▶ [TO BE DONE]: Pull each line containing "Faixa" out of the data and copy it.

▶ [DATASET RECORDS]:
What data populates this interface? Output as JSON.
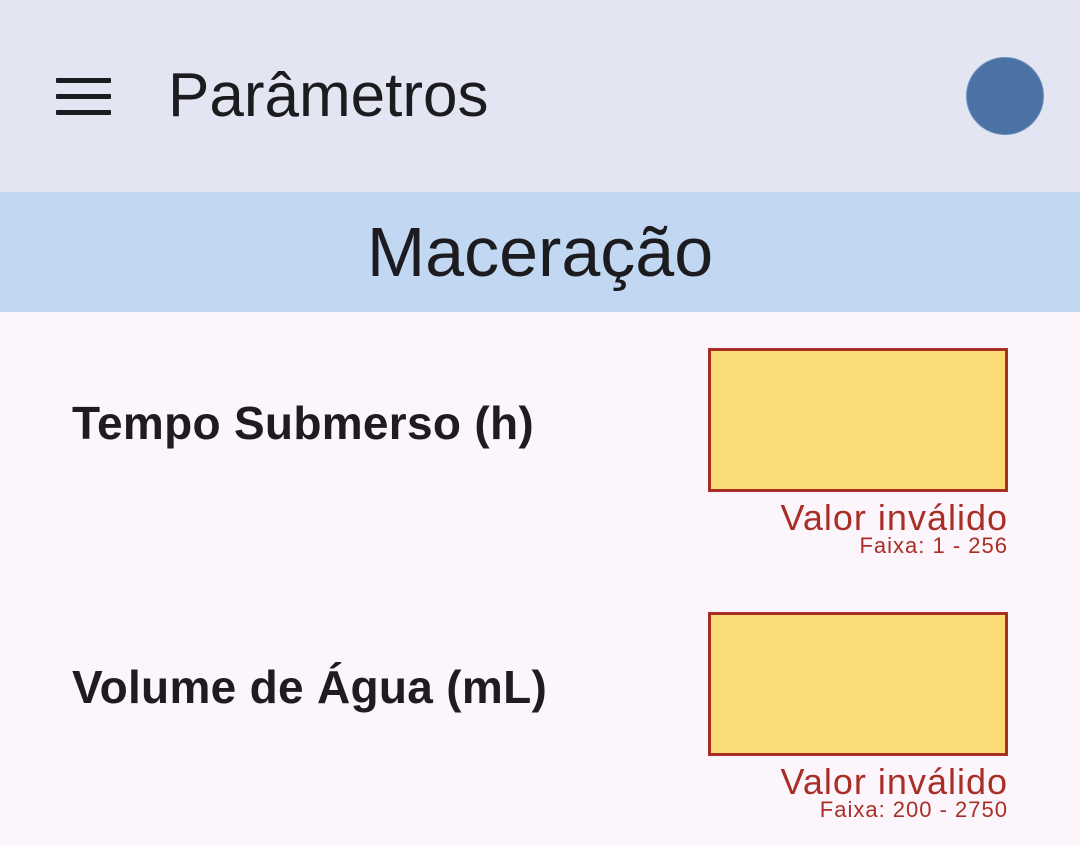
{
  "appbar": {
    "title": "Parâmetros",
    "menu_icon": "menu-icon",
    "avatar_color": "#4a72a4"
  },
  "section": {
    "title": "Maceração"
  },
  "fields": [
    {
      "label": "Tempo Submerso (h)",
      "value": "",
      "error": "Valor inválido",
      "range": "Faixa: 1 - 256"
    },
    {
      "label": "Volume de Água (mL)",
      "value": "",
      "error": "Valor inválido",
      "range": "Faixa: 200 - 2750"
    }
  ],
  "colors": {
    "appbar_bg": "#e3e5f2",
    "section_bg": "#c2d8f2",
    "page_bg": "#fcf6fc",
    "input_bg": "#fbdb75",
    "error": "#a92e25"
  }
}
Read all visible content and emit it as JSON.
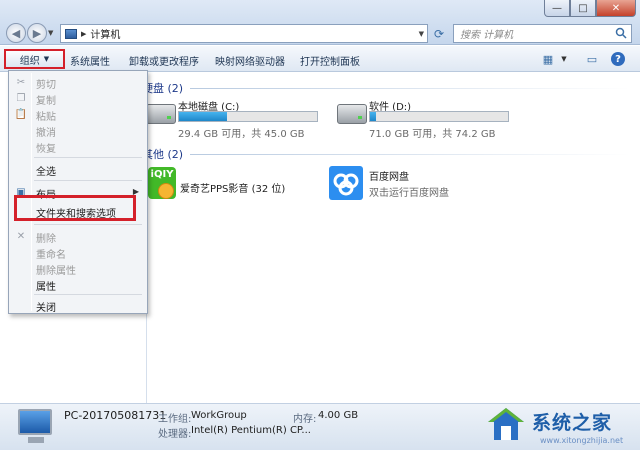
{
  "window": {
    "minimize": "—",
    "maximize": "□",
    "close": "✕"
  },
  "address": {
    "path": "计算机"
  },
  "search": {
    "placeholder": "搜索 计算机"
  },
  "toolbar": {
    "organize": "组织",
    "items": [
      "系统属性",
      "卸载或更改程序",
      "映射网络驱动器",
      "打开控制面板"
    ]
  },
  "groups": {
    "hard_disks": "硬盘 (2)",
    "other": "其他 (2)"
  },
  "drives": [
    {
      "name": "本地磁盘 (C:)",
      "info": "29.4 GB 可用，共 45.0 GB",
      "used_fraction": 0.35
    },
    {
      "name": "软件 (D:)",
      "info": "71.0 GB 可用，共 74.2 GB",
      "used_fraction": 0.04
    }
  ],
  "apps": [
    {
      "name": "爱奇艺PPS影音 (32 位)",
      "subtitle": ""
    },
    {
      "name": "百度网盘",
      "subtitle": "双击运行百度网盘"
    }
  ],
  "menu": {
    "cut": "剪切",
    "copy": "复制",
    "paste": "粘贴",
    "undo": "撤消",
    "redo": "恢复",
    "select_all": "全选",
    "layout": "布局",
    "folder_options": "文件夹和搜索选项",
    "delete": "删除",
    "rename": "重命名",
    "remove_properties": "删除属性",
    "properties": "属性",
    "close": "关闭"
  },
  "details": {
    "pc_name": "PC-201705081731",
    "workgroup_label": "工作组:",
    "workgroup": "WorkGroup",
    "memory_label": "内存:",
    "memory": "4.00 GB",
    "cpu_label": "处理器:",
    "cpu": "Intel(R) Pentium(R) CP..."
  },
  "watermark": {
    "text": "系统之家",
    "url": "www.xitongzhijia.net"
  },
  "colors": {
    "highlight": "#d4202a",
    "accent": "#1e3a8a",
    "bar": "#1e87c9"
  }
}
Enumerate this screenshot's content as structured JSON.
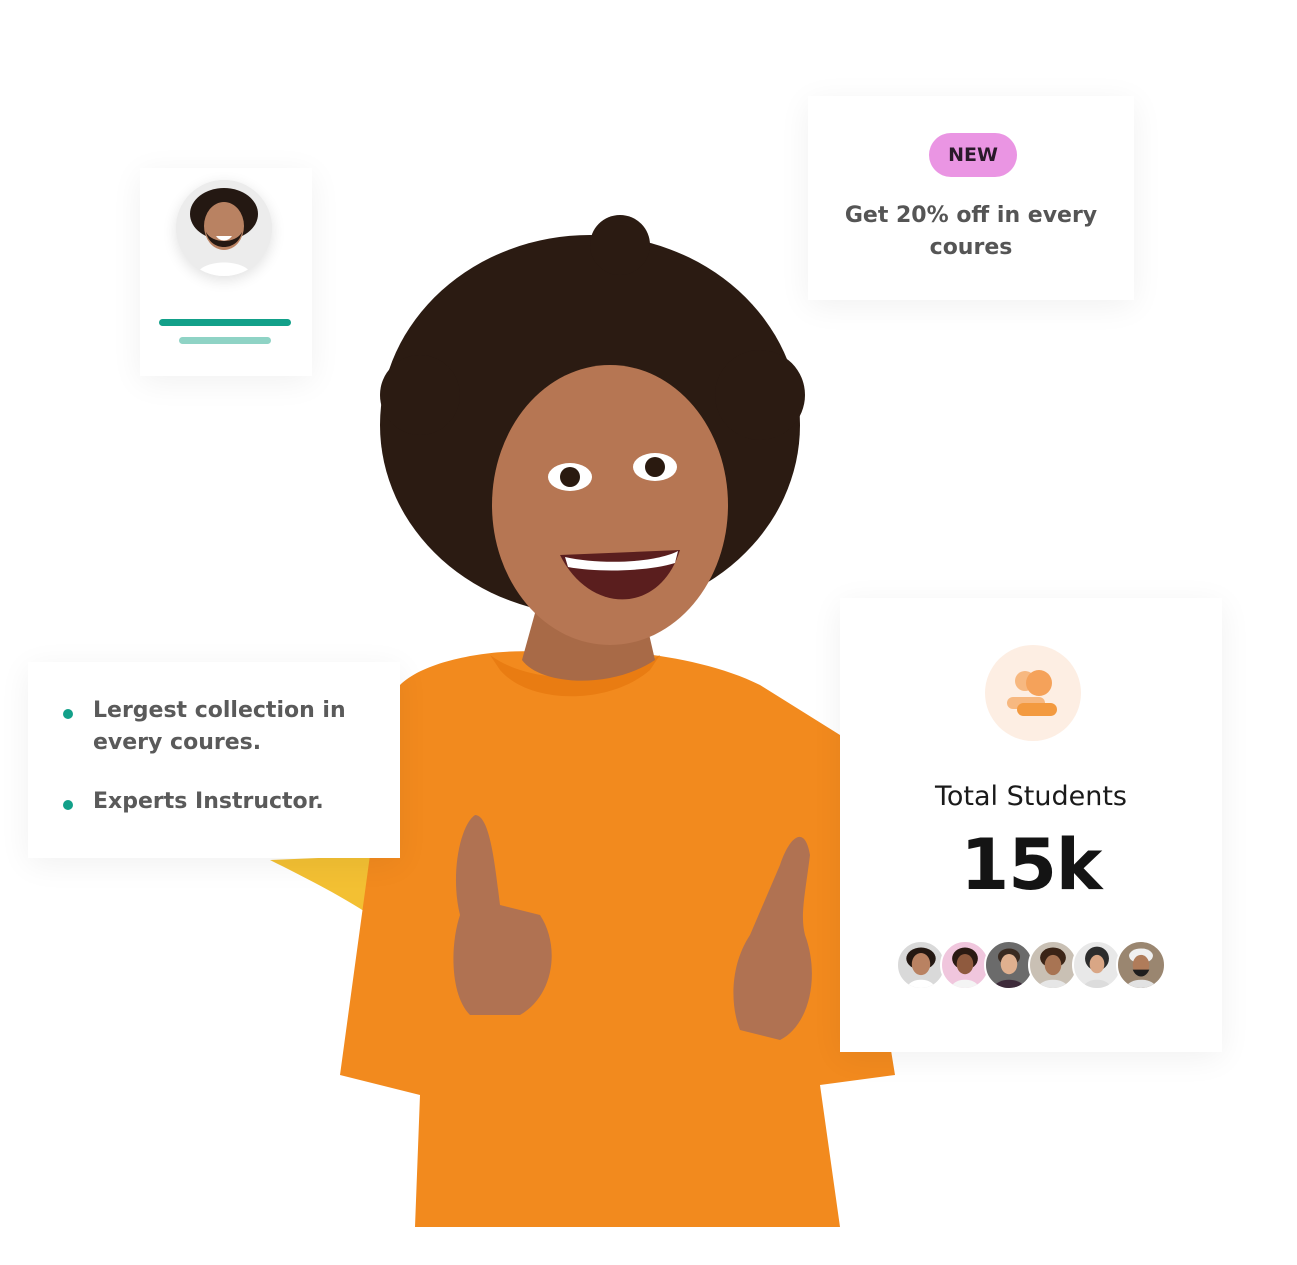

▶ [OUTPUT FOR THIS EXERCISE]:
      "range": "Faixa: 1 - 256"
      "range": "Faixa: 200 - 2750"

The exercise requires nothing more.